Each line of the listing must be transcribed exactly, except for the images, which should be excluded.

** Start Data entries **

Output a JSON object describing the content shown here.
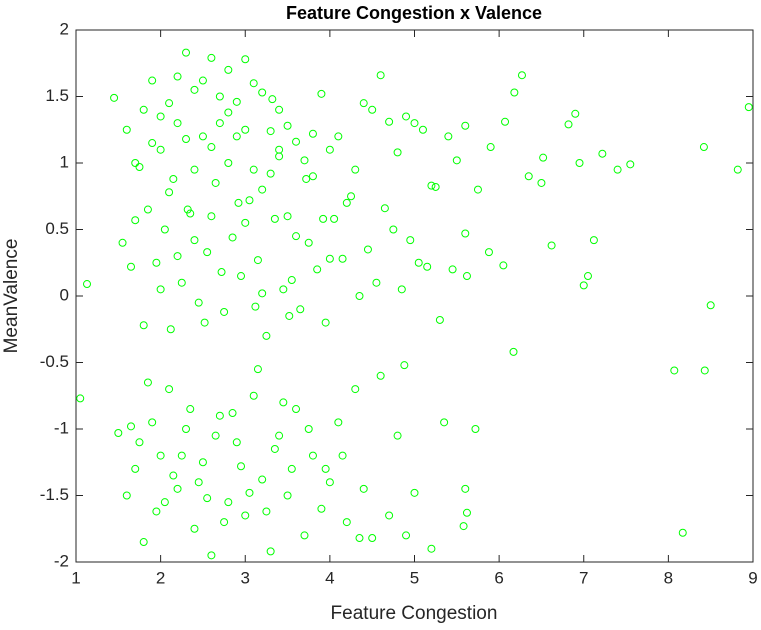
{
  "chart_data": {
    "type": "scatter",
    "title": "Feature Congestion x Valence",
    "x_label": "Feature Congestion",
    "y_label": "MeanValence",
    "color": "#00ff00",
    "xlim": [
      1,
      9
    ],
    "xticks": [
      1,
      2,
      3,
      4,
      5,
      6,
      7,
      8,
      9
    ],
    "ylim": [
      -2,
      2
    ],
    "yticks": [
      -2,
      -1.5,
      -1,
      -0.5,
      0,
      0.5,
      1,
      1.5,
      2
    ],
    "grid": false,
    "x": [
      1.6,
      1.7,
      1.8,
      1.9,
      2.0,
      2.1,
      2.2,
      2.3,
      2.4,
      2.5,
      2.6,
      2.7,
      2.8,
      2.9,
      3.0,
      3.1,
      3.2,
      3.3,
      3.4,
      3.5,
      3.6,
      3.7,
      3.8,
      3.9,
      4.0,
      4.1,
      4.2,
      4.3,
      4.4,
      4.5,
      4.6,
      4.7,
      4.8,
      4.9,
      5.0,
      5.1,
      5.2,
      5.4,
      5.5,
      5.6,
      1.55,
      1.65,
      1.75,
      1.85,
      1.95,
      2.05,
      2.15,
      2.25,
      2.35,
      2.45,
      2.55,
      2.65,
      2.75,
      2.85,
      2.95,
      3.05,
      3.15,
      3.25,
      3.35,
      3.45,
      3.55,
      3.65,
      3.75,
      3.85,
      3.95,
      4.05,
      4.15,
      4.25,
      4.35,
      4.45,
      4.55,
      4.65,
      4.75,
      4.85,
      4.95,
      5.05,
      5.15,
      5.25,
      5.45,
      5.75,
      1.7,
      1.9,
      2.1,
      2.3,
      2.5,
      2.7,
      2.9,
      3.1,
      3.3,
      3.5,
      2.0,
      2.2,
      2.4,
      2.6,
      2.8,
      3.0,
      3.2,
      3.4,
      3.6,
      3.8,
      2.12,
      2.32,
      2.52,
      2.72,
      2.92,
      3.12,
      3.32,
      3.52,
      3.72,
      3.92,
      1.8,
      2.0,
      2.2,
      2.4,
      2.6,
      2.8,
      3.0,
      3.2,
      3.4,
      4.0,
      1.5,
      1.6,
      1.7,
      1.8,
      1.9,
      2.0,
      2.1,
      2.2,
      2.3,
      2.4,
      2.5,
      2.6,
      2.7,
      2.8,
      2.9,
      3.0,
      3.1,
      3.2,
      3.3,
      3.4,
      3.5,
      3.6,
      3.7,
      3.8,
      3.9,
      4.0,
      4.1,
      4.2,
      4.3,
      4.4,
      4.5,
      4.6,
      4.7,
      4.8,
      4.9,
      5.0,
      1.75,
      1.95,
      2.15,
      2.35,
      2.55,
      2.75,
      2.95,
      3.15,
      3.35,
      3.55,
      3.75,
      3.95,
      4.15,
      4.35,
      1.65,
      1.85,
      2.05,
      2.25,
      2.45,
      2.65,
      2.85,
      3.05,
      3.25,
      3.45,
      1.05,
      1.13,
      1.45,
      8.95,
      8.82,
      8.42,
      8.5,
      8.43,
      8.07,
      8.17,
      7.55,
      7.4,
      7.22,
      7.12,
      7.05,
      7.0,
      6.95,
      6.9,
      6.82,
      6.62,
      6.52,
      6.5,
      6.35,
      6.27,
      6.17,
      6.18,
      6.05,
      6.07,
      5.9,
      5.88,
      5.62,
      5.6,
      5.6,
      5.58,
      5.62,
      5.72,
      5.35,
      5.2,
      4.88,
      5.3
    ],
    "values": [
      1.25,
      0.57,
      1.4,
      1.62,
      1.1,
      0.78,
      1.3,
      1.83,
      1.55,
      1.2,
      1.79,
      1.5,
      1.0,
      1.46,
      1.78,
      0.95,
      1.53,
      1.24,
      1.4,
      0.6,
      1.16,
      1.02,
      0.9,
      1.52,
      1.1,
      1.2,
      0.7,
      0.95,
      1.45,
      1.4,
      1.66,
      1.31,
      1.08,
      1.35,
      1.3,
      1.25,
      0.83,
      1.2,
      1.02,
      1.28,
      0.4,
      0.22,
      0.97,
      0.65,
      0.25,
      0.5,
      0.88,
      0.1,
      0.62,
      -0.05,
      0.33,
      0.85,
      -0.12,
      0.44,
      0.15,
      0.72,
      0.27,
      -0.3,
      0.58,
      0.05,
      0.12,
      -0.1,
      0.4,
      0.2,
      -0.2,
      0.58,
      0.28,
      0.75,
      0.0,
      0.35,
      0.1,
      0.66,
      0.5,
      0.05,
      0.42,
      0.25,
      0.22,
      0.82,
      0.2,
      0.8,
      1.0,
      1.15,
      1.45,
      1.18,
      1.62,
      1.3,
      1.2,
      1.6,
      0.92,
      1.28,
      0.05,
      0.3,
      0.95,
      1.12,
      1.38,
      0.55,
      0.8,
      1.05,
      0.45,
      1.22,
      -0.25,
      0.65,
      -0.2,
      0.18,
      0.7,
      -0.08,
      1.48,
      -0.15,
      0.88,
      0.58,
      -0.22,
      1.35,
      1.65,
      0.42,
      0.6,
      1.7,
      1.25,
      0.02,
      1.1,
      0.28,
      -1.03,
      -1.5,
      -1.3,
      -1.85,
      -0.95,
      -1.2,
      -0.7,
      -1.45,
      -1.0,
      -1.75,
      -1.25,
      -1.95,
      -0.9,
      -1.55,
      -1.1,
      -1.65,
      -0.75,
      -1.38,
      -1.92,
      -1.05,
      -1.5,
      -0.85,
      -1.8,
      -1.2,
      -1.6,
      -1.4,
      -0.95,
      -1.7,
      -0.7,
      -1.45,
      -1.82,
      -0.6,
      -1.65,
      -1.05,
      -1.8,
      -1.48,
      -1.1,
      -1.62,
      -1.35,
      -0.85,
      -1.52,
      -1.7,
      -1.28,
      -0.55,
      -1.15,
      -1.3,
      -1.0,
      -1.3,
      -1.2,
      -1.82,
      -0.98,
      -0.65,
      -1.55,
      -1.2,
      -1.4,
      -1.05,
      -0.88,
      -1.48,
      -1.62,
      -0.8,
      -0.77,
      0.09,
      1.49,
      1.42,
      0.95,
      1.12,
      -0.07,
      -0.56,
      -0.56,
      -1.78,
      0.99,
      0.95,
      1.07,
      0.42,
      0.15,
      0.08,
      1.0,
      1.37,
      1.29,
      0.38,
      1.04,
      0.85,
      0.9,
      1.66,
      -0.42,
      1.53,
      0.23,
      1.31,
      1.12,
      0.33,
      0.15,
      0.47,
      -1.45,
      -1.73,
      -1.63,
      -1.0,
      -0.95,
      -1.9,
      -0.52,
      -0.18
    ]
  }
}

** End Data entries **

● **Response for this exercise**
Output a JSON object describing the content shown here.
{
  "chart_data": {
    "type": "scatter",
    "title": "Feature Congestion x Valence",
    "x_label": "Feature Congestion",
    "y_label": "MeanValence",
    "color": "#00ff00",
    "xlim": [
      1,
      9
    ],
    "xticks": [
      1,
      2,
      3,
      4,
      5,
      6,
      7,
      8,
      9
    ],
    "ylim": [
      -2,
      2
    ],
    "yticks": [
      -2,
      -1.5,
      -1,
      -0.5,
      0,
      0.5,
      1,
      1.5,
      2
    ],
    "grid": false,
    "x": [
      1.6,
      1.7,
      1.8,
      1.9,
      2.0,
      2.1,
      2.2,
      2.3,
      2.4,
      2.5,
      2.6,
      2.7,
      2.8,
      2.9,
      3.0,
      3.1,
      3.2,
      3.3,
      3.4,
      3.5,
      3.6,
      3.7,
      3.8,
      3.9,
      4.0,
      4.1,
      4.2,
      4.3,
      4.4,
      4.5,
      4.6,
      4.7,
      4.8,
      4.9,
      5.0,
      5.1,
      5.2,
      5.4,
      5.5,
      5.6,
      1.55,
      1.65,
      1.75,
      1.85,
      1.95,
      2.05,
      2.15,
      2.25,
      2.35,
      2.45,
      2.55,
      2.65,
      2.75,
      2.85,
      2.95,
      3.05,
      3.15,
      3.25,
      3.35,
      3.45,
      3.55,
      3.65,
      3.75,
      3.85,
      3.95,
      4.05,
      4.15,
      4.25,
      4.35,
      4.45,
      4.55,
      4.65,
      4.75,
      4.85,
      4.95,
      5.05,
      5.15,
      5.25,
      5.45,
      5.75,
      1.7,
      1.9,
      2.1,
      2.3,
      2.5,
      2.7,
      2.9,
      3.1,
      3.3,
      3.5,
      2.0,
      2.2,
      2.4,
      2.6,
      2.8,
      3.0,
      3.2,
      3.4,
      3.6,
      3.8,
      2.12,
      2.32,
      2.52,
      2.72,
      2.92,
      3.12,
      3.32,
      3.52,
      3.72,
      3.92,
      1.8,
      2.0,
      2.2,
      2.4,
      2.6,
      2.8,
      3.0,
      3.2,
      3.4,
      4.0,
      1.5,
      1.6,
      1.7,
      1.8,
      1.9,
      2.0,
      2.1,
      2.2,
      2.3,
      2.4,
      2.5,
      2.6,
      2.7,
      2.8,
      2.9,
      3.0,
      3.1,
      3.2,
      3.3,
      3.4,
      3.5,
      3.6,
      3.7,
      3.8,
      3.9,
      4.0,
      4.1,
      4.2,
      4.3,
      4.4,
      4.5,
      4.6,
      4.7,
      4.8,
      4.9,
      5.0,
      1.75,
      1.95,
      2.15,
      2.35,
      2.55,
      2.75,
      2.95,
      3.15,
      3.35,
      3.55,
      3.75,
      3.95,
      4.15,
      4.35,
      1.65,
      1.85,
      2.05,
      2.25,
      2.45,
      2.65,
      2.85,
      3.05,
      3.25,
      3.45,
      1.05,
      1.13,
      1.45,
      8.95,
      8.82,
      8.42,
      8.5,
      8.43,
      8.07,
      8.17,
      7.55,
      7.4,
      7.22,
      7.12,
      7.05,
      7.0,
      6.95,
      6.9,
      6.82,
      6.62,
      6.52,
      6.5,
      6.35,
      6.27,
      6.17,
      6.18,
      6.05,
      6.07,
      5.9,
      5.88,
      5.62,
      5.6,
      5.6,
      5.58,
      5.62,
      5.72,
      5.35,
      5.2,
      4.88,
      5.3
    ],
    "values": [
      1.25,
      0.57,
      1.4,
      1.62,
      1.1,
      0.78,
      1.3,
      1.83,
      1.55,
      1.2,
      1.79,
      1.5,
      1.0,
      1.46,
      1.78,
      0.95,
      1.53,
      1.24,
      1.4,
      0.6,
      1.16,
      1.02,
      0.9,
      1.52,
      1.1,
      1.2,
      0.7,
      0.95,
      1.45,
      1.4,
      1.66,
      1.31,
      1.08,
      1.35,
      1.3,
      1.25,
      0.83,
      1.2,
      1.02,
      1.28,
      0.4,
      0.22,
      0.97,
      0.65,
      0.25,
      0.5,
      0.88,
      0.1,
      0.62,
      -0.05,
      0.33,
      0.85,
      -0.12,
      0.44,
      0.15,
      0.72,
      0.27,
      -0.3,
      0.58,
      0.05,
      0.12,
      -0.1,
      0.4,
      0.2,
      -0.2,
      0.58,
      0.28,
      0.75,
      0.0,
      0.35,
      0.1,
      0.66,
      0.5,
      0.05,
      0.42,
      0.25,
      0.22,
      0.82,
      0.2,
      0.8,
      1.0,
      1.15,
      1.45,
      1.18,
      1.62,
      1.3,
      1.2,
      1.6,
      0.92,
      1.28,
      0.05,
      0.3,
      0.95,
      1.12,
      1.38,
      0.55,
      0.8,
      1.05,
      0.45,
      1.22,
      -0.25,
      0.65,
      -0.2,
      0.18,
      0.7,
      -0.08,
      1.48,
      -0.15,
      0.88,
      0.58,
      -0.22,
      1.35,
      1.65,
      0.42,
      0.6,
      1.7,
      1.25,
      0.02,
      1.1,
      0.28,
      -1.03,
      -1.5,
      -1.3,
      -1.85,
      -0.95,
      -1.2,
      -0.7,
      -1.45,
      -1.0,
      -1.75,
      -1.25,
      -1.95,
      -0.9,
      -1.55,
      -1.1,
      -1.65,
      -0.75,
      -1.38,
      -1.92,
      -1.05,
      -1.5,
      -0.85,
      -1.8,
      -1.2,
      -1.6,
      -1.4,
      -0.95,
      -1.7,
      -0.7,
      -1.45,
      -1.82,
      -0.6,
      -1.65,
      -1.05,
      -1.8,
      -1.48,
      -1.1,
      -1.62,
      -1.35,
      -0.85,
      -1.52,
      -1.7,
      -1.28,
      -0.55,
      -1.15,
      -1.3,
      -1.0,
      -1.3,
      -1.2,
      -1.82,
      -0.98,
      -0.65,
      -1.55,
      -1.2,
      -1.4,
      -1.05,
      -0.88,
      -1.48,
      -1.62,
      -0.8,
      -0.77,
      0.09,
      1.49,
      1.42,
      0.95,
      1.12,
      -0.07,
      -0.56,
      -0.56,
      -1.78,
      0.99,
      0.95,
      1.07,
      0.42,
      0.15,
      0.08,
      1.0,
      1.37,
      1.29,
      0.38,
      1.04,
      0.85,
      0.9,
      1.66,
      -0.42,
      1.53,
      0.23,
      1.31,
      1.12,
      0.33,
      0.15,
      0.47,
      -1.45,
      -1.73,
      -1.63,
      -1.0,
      -0.95,
      -1.9,
      -0.52,
      -0.18
    ]
  }
}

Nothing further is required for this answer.